SET PROBLEM
Using the readahead passage, explain in one to three sentences why the check_ra_success function does not work for a file already in page cache.

PASSAGE

We are very interested in having others review and try out the code and run whatever performance tests they see fit.
Quick overview of the new design:
The key design point of the new design is to make the readahead code aware of the size of the I/O request. This change eliminates the need for treating large random I/O as sequential and all of the averaging code that exists just to support this. In addition to this change, the new design ramps up quicker, and shuts off faster. This, combined with the request size awareness eliminates the so called "slow read path" that we try so hard to avoid in the current code. For complete details on the design of the new readahead logic, please refer to http://www-124.ibm.com/developerworks/opensource/linuxperf/readahead/read-ahead-design.pdf
There are a few exception cases which still concern me.
The first of these is a file already residing in page cache. If we do not code for this case we will end up doing multiple page lookups for each page. The current code tries to handle this using the check_ra_success function, but this code does not work. check_ra_success will subtract 1 page each time an I/O is completely contained in page cache, however on the main path we will increment the window size by 2 for each page in the request (up to max_readahead) thus negating the reduction. My question is what is the right behavior. Reducing the size of the ahead window doesn't help. You must turn off readahead to have any effect. Once you believe all pages to be in page cache we should just immediately turn off readahead. What is this trigger point? 4 I/Os in a row? 400? My concern is that the savings for skipping the double lookup appears to be on the order of .5% CPU in my tests, but the penalty for small I/O in sequential read case can be substantial. Currently the new code does not handle this case, but it could be enhanced to do so.
The second case is on queue congestion. Current code does not submit the I/O if the queue is congested. This will result in each page being read serially on the cache miss path. Does submitting 32 4k I/Os instead of 1 128k I/O help queue congestion? Here is one place where the current cod gets real confusing. We reduce the window by 1 page for queue congestion(treated the same as page cache hit), but we leave the information about the current and ahead windows alone even though we did not issue the I/O to populate it and so we will never issue the I/O from the readahead code. Eventually we will start taking cache misses since no one read the pages. That code decrements the window size by 3, but as in the cache hit case since we are still reading sequentially we keep incrementing by 2 for each page; net effect -1 for each page not in cache. Again, the new code ignores the congestion case and still tries to do readahead, thus minimizing/optimizing the I/O requests sent to the device. Is this right? If not what should we do?

ITEMS

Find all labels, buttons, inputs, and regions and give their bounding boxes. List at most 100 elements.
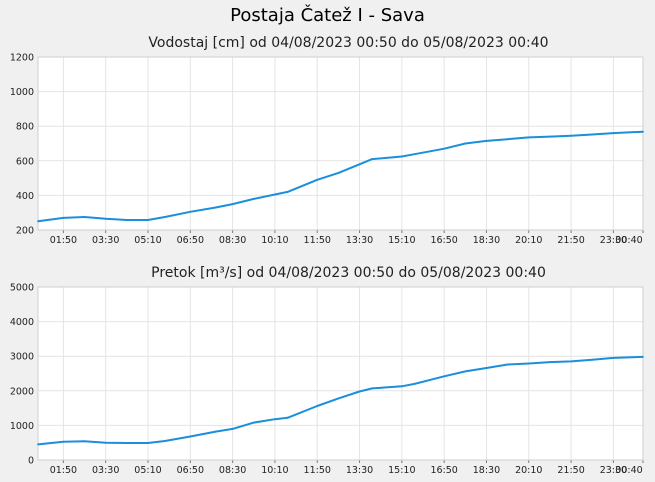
data-point (443, 147, 446, 150)
data-point (62, 217, 65, 219)
data-point (189, 210, 192, 213)
data-point (164, 440, 166, 442)
plot-border (37, 56, 644, 231)
x-tick-label: 11:50 (304, 465, 331, 476)
data-point (642, 356, 644, 358)
data-point (274, 418, 276, 421)
y-tick-label: 800 (16, 122, 34, 133)
data-point (337, 172, 340, 174)
x-tick-label: 23:30 (600, 235, 627, 246)
y-tick-label: 400 (16, 191, 34, 202)
page-title: Postaja Čatež I - Sava (230, 5, 425, 26)
data-point (591, 133, 594, 136)
x-tick-label: 18:30 (473, 235, 500, 246)
x-tick-label: 03:30 (92, 235, 119, 246)
x-tick-label: 23:30 (600, 465, 627, 476)
x-tick-label: 00:40 (615, 465, 642, 476)
data-point (147, 442, 149, 444)
data-point (413, 383, 416, 385)
x-tick-label: 16:50 (430, 235, 457, 246)
data-point (83, 440, 86, 443)
data-point (337, 397, 340, 400)
data-point (252, 421, 255, 424)
data-point (316, 178, 319, 181)
data-point (274, 193, 276, 196)
data-point (570, 360, 572, 363)
data-point (400, 385, 403, 388)
data-point (125, 219, 128, 221)
plot-border (37, 286, 644, 461)
y-tick-label: 2000 (10, 386, 34, 397)
data-point (642, 130, 644, 133)
x-tick-label: 08:30 (219, 235, 246, 246)
chart-title: Pretok [m³/s] od 04/08/2023 00:50 do 05/… (151, 265, 546, 281)
x-tick-label: 10:10 (261, 465, 288, 476)
data-point (485, 367, 488, 369)
data-point (37, 220, 39, 223)
data-point (443, 375, 446, 378)
data-point (189, 435, 192, 438)
data-point (506, 363, 509, 366)
x-tick-label: 05:10 (134, 235, 161, 246)
data-point (400, 155, 403, 158)
x-tick-label: 00:40 (615, 235, 642, 246)
data-point (464, 142, 467, 145)
data-point (371, 387, 374, 390)
x-tick-label: 13:30 (346, 235, 373, 246)
x-tick-label: 06:50 (177, 465, 204, 476)
x-tick-label: 18:30 (473, 465, 500, 476)
x-tick-label: 21:50 (557, 465, 584, 476)
x-tick-label: 08:30 (219, 465, 246, 476)
data-point (62, 440, 65, 443)
x-tick-label: 05:10 (134, 465, 161, 476)
data-point (164, 216, 166, 218)
data-point (316, 405, 319, 407)
data-point (358, 163, 361, 166)
data-point (506, 138, 509, 141)
data-point (612, 357, 615, 359)
data-point (37, 443, 39, 446)
x-tick-label: 16:50 (430, 465, 457, 476)
data-point (358, 390, 361, 393)
data-point (570, 134, 572, 137)
data-point (527, 136, 530, 139)
data-point (464, 370, 467, 373)
data-point (214, 430, 217, 433)
data-point (104, 441, 107, 444)
data-point (231, 203, 234, 206)
data-point (125, 442, 128, 444)
data-point (286, 191, 289, 193)
y-tick-label: 5000 (10, 283, 34, 294)
data-point (231, 428, 234, 430)
data-point (83, 216, 86, 218)
data-point (612, 132, 615, 135)
data-point (147, 219, 149, 221)
x-tick-label: 21:50 (557, 235, 584, 246)
x-tick-label: 01:50 (50, 465, 77, 476)
data-point (214, 206, 217, 209)
x-tick-label: 06:50 (177, 235, 204, 246)
y-tick-label: 1000 (10, 87, 34, 98)
data-point (485, 140, 488, 142)
chart-title: Vodostaj [cm] od 04/08/2023 00:50 do 05/… (148, 35, 548, 51)
x-tick-label: 20:10 (515, 465, 542, 476)
data-point (549, 361, 551, 363)
y-tick-label: 200 (16, 226, 34, 237)
plot-area (38, 287, 643, 460)
data-point (104, 217, 107, 220)
data-point (527, 362, 530, 365)
x-tick-label: 11:50 (304, 235, 331, 246)
y-tick-label: 1000 (10, 421, 34, 432)
x-tick-label: 01:50 (50, 235, 77, 246)
data-point (413, 153, 416, 156)
x-tick-label: 10:10 (261, 235, 288, 246)
data-point (252, 198, 255, 200)
y-tick-label: 3000 (10, 352, 34, 363)
data-point (549, 135, 551, 138)
y-tick-label: 1200 (10, 53, 34, 64)
y-tick-label: 0 (28, 456, 34, 467)
x-tick-label: 15:10 (388, 235, 415, 246)
x-tick-label: 15:10 (388, 465, 415, 476)
y-tick-label: 4000 (10, 317, 34, 328)
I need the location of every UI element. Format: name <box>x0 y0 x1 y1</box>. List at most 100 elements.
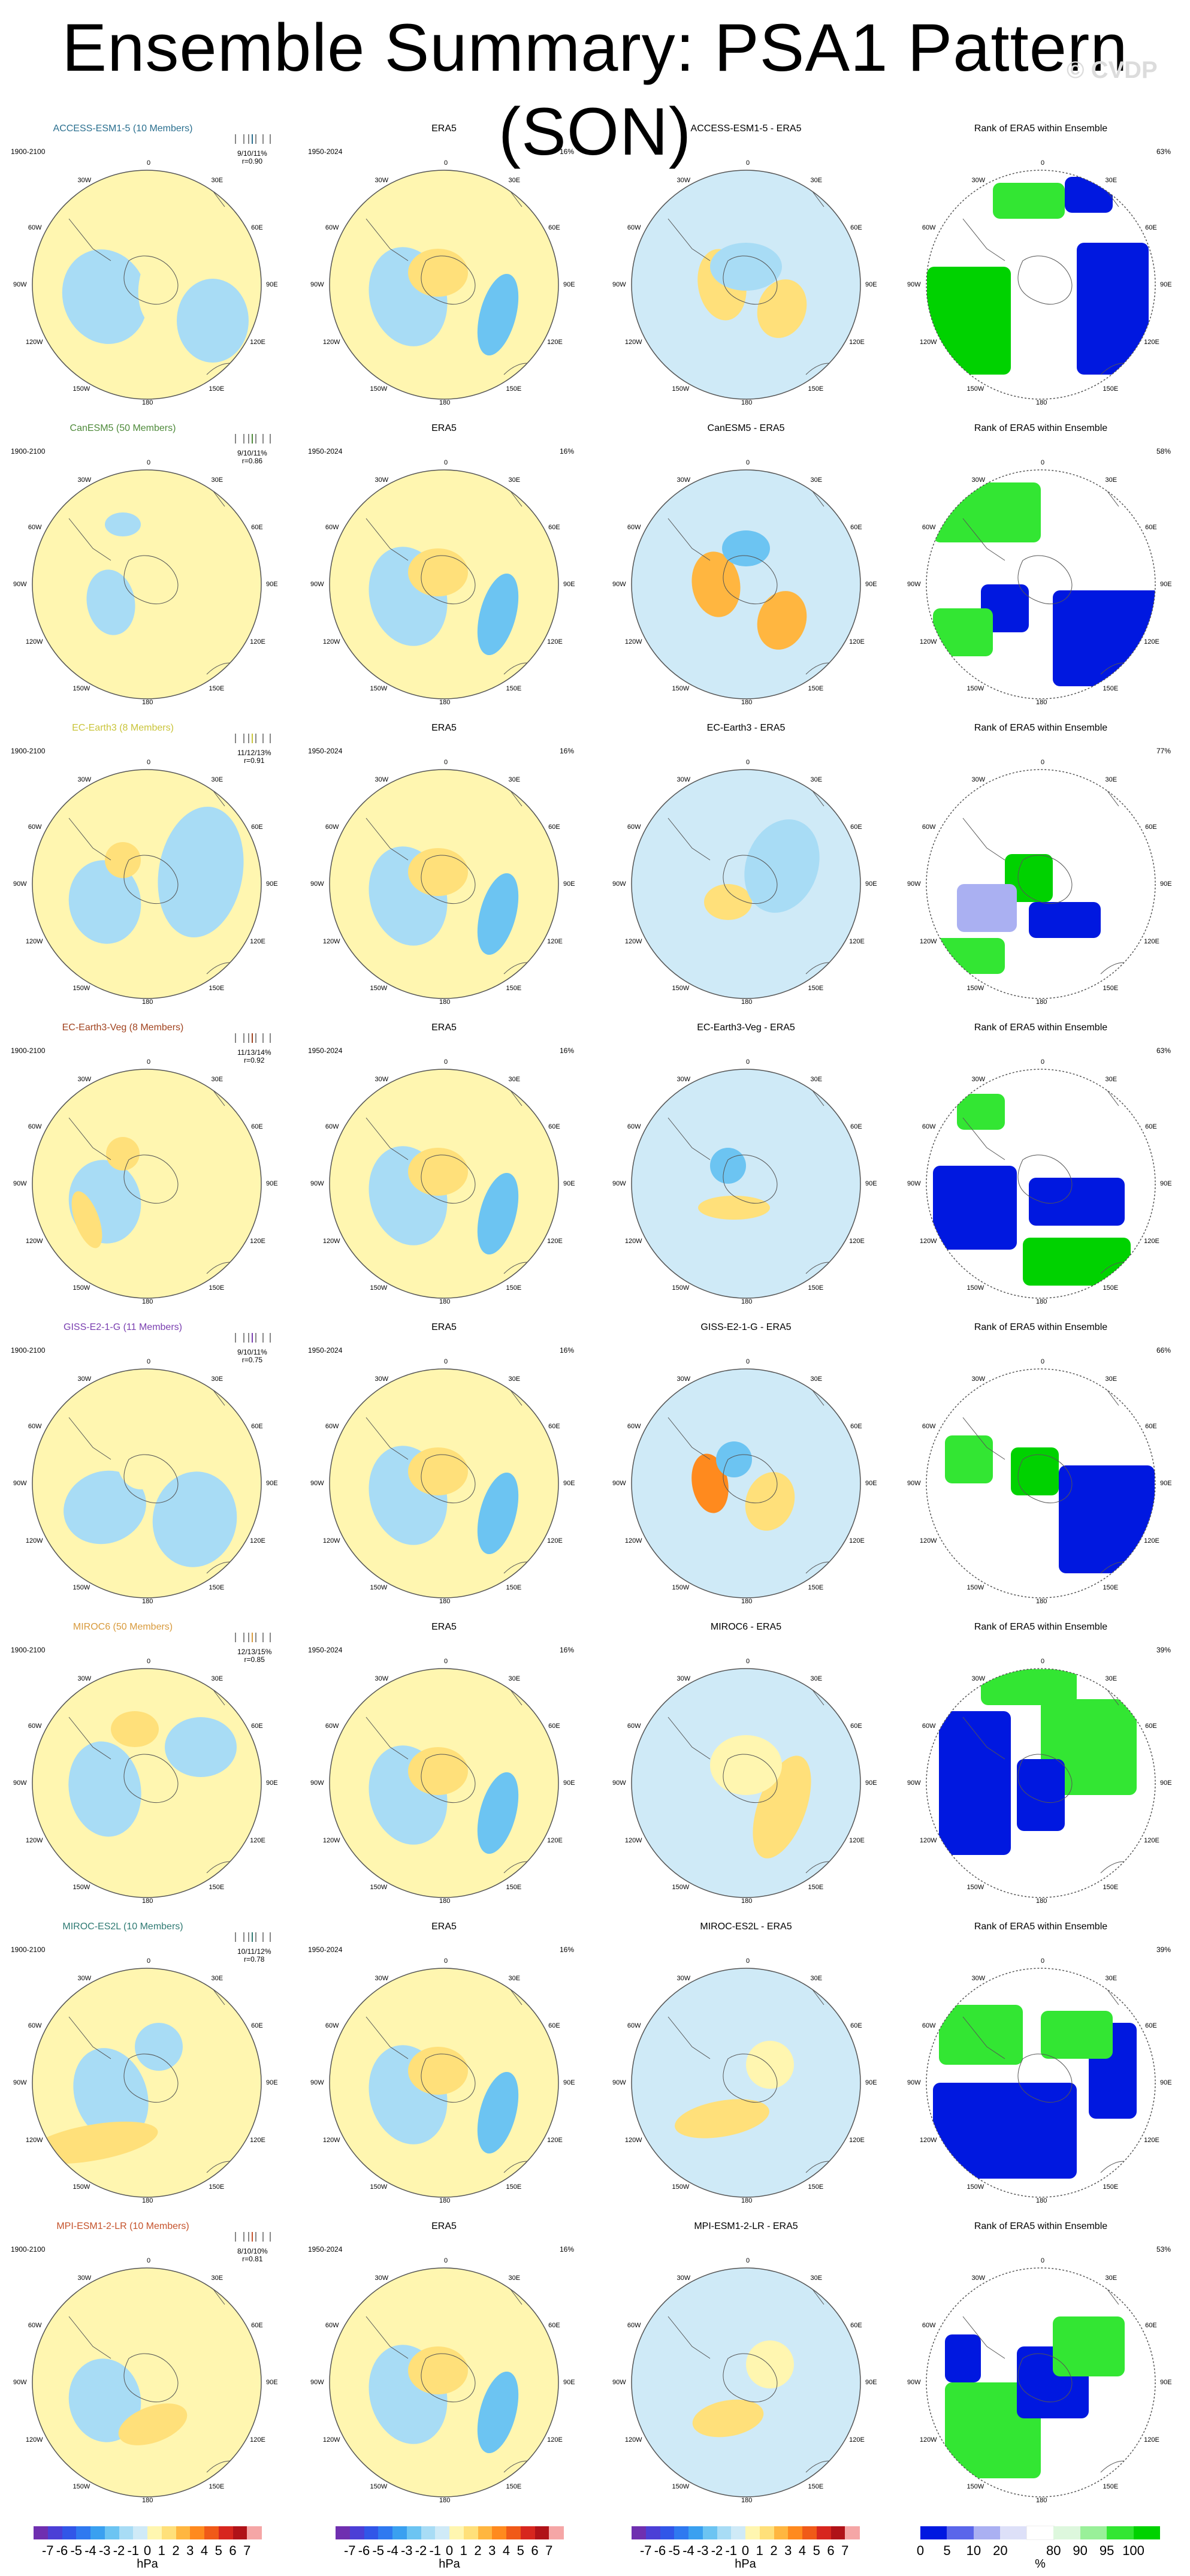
geo-label: 150W <box>672 2183 690 2191</box>
geo-label: 60W <box>325 1123 339 1130</box>
field-contour <box>468 524 516 572</box>
rank-region <box>933 1166 1017 1250</box>
geo-label: 150E <box>1103 685 1119 693</box>
boxplot-tick <box>248 434 249 444</box>
geo-label: 120W <box>624 2136 642 2144</box>
geo-label: 120W <box>322 1537 340 1545</box>
geo-label: 90W <box>310 880 324 888</box>
geo-label: 150W <box>73 1284 90 1292</box>
geo-label: 30E <box>211 476 223 484</box>
colorbar-tick: 5 <box>813 2543 820 2558</box>
geo-label: 0 <box>746 759 750 766</box>
south-america-coastline <box>962 2316 1005 2359</box>
polar-map <box>32 1368 262 1598</box>
map-border <box>631 469 861 699</box>
rank-region <box>1029 1178 1125 1226</box>
geo-label: 90E <box>563 281 575 288</box>
geo-label: 30E <box>810 2274 823 2282</box>
colorbar-swatch <box>973 2526 1001 2539</box>
geo-label: 60W <box>922 224 936 231</box>
ensemble-boxplot <box>235 1929 278 1945</box>
geo-label: 120E <box>849 1237 865 1245</box>
geo-label: 60E <box>251 823 263 831</box>
geo-label: 0 <box>1041 1957 1045 1965</box>
geo-label: 120W <box>919 2136 937 2144</box>
panel-diff: MIROC6 - ERA5 0 30W 30E 60W 60E 90W 90E 120W 120E… <box>605 1618 887 1909</box>
geo-label: 150W <box>370 1284 388 1292</box>
colorbar-tick: 6 <box>229 2543 237 2558</box>
pct-explained: 16% <box>559 1346 574 1355</box>
panel-rank: Rank of ERA5 within Ensemble 63% 0 30W 30E 60… <box>900 1019 1182 1310</box>
field-contour <box>468 2322 516 2370</box>
geo-label: 60W <box>325 2022 339 2029</box>
field-contour <box>710 1735 782 1795</box>
field-contour <box>468 2023 516 2071</box>
colorbar-tick: 1 <box>158 2543 165 2558</box>
page-title: Ensemble Summary: PSA1 Pattern (SON) <box>62 10 1128 169</box>
field-contour <box>177 279 249 363</box>
boxplot-tick <box>252 134 253 144</box>
field-contour <box>118 2403 188 2445</box>
antarctica-coastline <box>123 1454 179 1504</box>
antarctica-coastline <box>723 1454 778 1504</box>
rank-pct: 63% <box>1156 1046 1171 1055</box>
geo-label: 180 <box>1036 1298 1047 1305</box>
geo-label: 30E <box>211 176 223 184</box>
period-label: 1950-2024 <box>308 147 343 156</box>
geo-label: 0 <box>746 1358 750 1365</box>
watermark: © CVDP <box>1067 57 1158 83</box>
geo-label: 30E <box>508 476 521 484</box>
geo-label: 0 <box>746 2257 750 2264</box>
colorbar-tick: 7 <box>841 2543 849 2558</box>
panel-rank: Rank of ERA5 within Ensemble 53% 0 30W 30E 60… <box>900 2218 1182 2508</box>
geo-label: 60W <box>28 523 42 531</box>
geo-label: 90E <box>563 880 575 888</box>
colorbar-tick: 5 <box>215 2543 222 2558</box>
geo-label: 120W <box>624 338 642 346</box>
geo-label: 180 <box>1036 699 1047 706</box>
panel-title: CanESM5 (50 Members) <box>70 423 176 433</box>
geo-label: 30E <box>810 1675 823 1682</box>
boxplot-tick <box>248 1633 249 1642</box>
geo-label: 120W <box>322 1836 340 1844</box>
colorbar-tick: 10 <box>966 2543 981 2558</box>
boxplot-tick <box>243 1633 244 1642</box>
antarctica-coastline <box>421 1454 476 1504</box>
antarctica-coastline <box>1017 255 1073 305</box>
polar-map <box>329 1368 559 1598</box>
map-border <box>926 1368 1156 1598</box>
south-america-coastline <box>962 518 1005 561</box>
boxplot-tick <box>235 1633 236 1642</box>
boxplot-tick <box>262 1033 264 1043</box>
geo-label: 150E <box>1103 985 1119 993</box>
geo-label: 30W <box>77 176 92 184</box>
antarctica-coastline <box>723 1154 778 1204</box>
geo-label: 30E <box>1105 1375 1117 1383</box>
rank-colorbar: 0 5 10 20 80 90 95 100% <box>917 2526 1161 2571</box>
map-background <box>632 1369 860 1598</box>
colorbar-tick: 0 <box>143 2543 152 2558</box>
antarctica-coastline <box>1017 855 1073 904</box>
antarctica-coastline <box>123 2053 179 2103</box>
panel-title: ERA5 <box>431 1022 457 1033</box>
south-america-coastline <box>668 1417 711 1460</box>
boxplot-tick <box>255 134 256 144</box>
geo-label: 180 <box>142 1898 153 1905</box>
ensemble-boxplot <box>235 1629 278 1646</box>
geo-label: 150E <box>209 1884 225 1892</box>
field-contour <box>105 512 141 536</box>
geo-label: 60E <box>850 2321 862 2329</box>
geo-label: 30E <box>1105 1075 1117 1083</box>
geo-label: 60W <box>28 2321 42 2329</box>
colorbar-swatch <box>119 2526 134 2539</box>
geo-label: 90E <box>865 2079 877 2086</box>
variance-stats: 10/11/12% r=0.78 <box>237 1948 271 1963</box>
geo-label: 30W <box>971 176 986 184</box>
geo-label: 30W <box>676 1675 691 1682</box>
colorbar-tick: 0 <box>445 2543 454 2558</box>
colorbar-tick: 4 <box>502 2543 511 2558</box>
geo-label: 60W <box>28 1123 42 1130</box>
colorbar-tick: 6 <box>531 2543 539 2558</box>
geo-label: 150E <box>1103 1584 1119 1592</box>
geo-label: 60W <box>28 1422 42 1430</box>
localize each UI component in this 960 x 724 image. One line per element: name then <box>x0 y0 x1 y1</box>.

OUTPUT BELOW
check_ra_success subtracts one page each time an I/O is completely contained in page cache. On the main path, the window size is incremented by 2 for each page in the request (up to max_readahead), and this cancels out the reduction.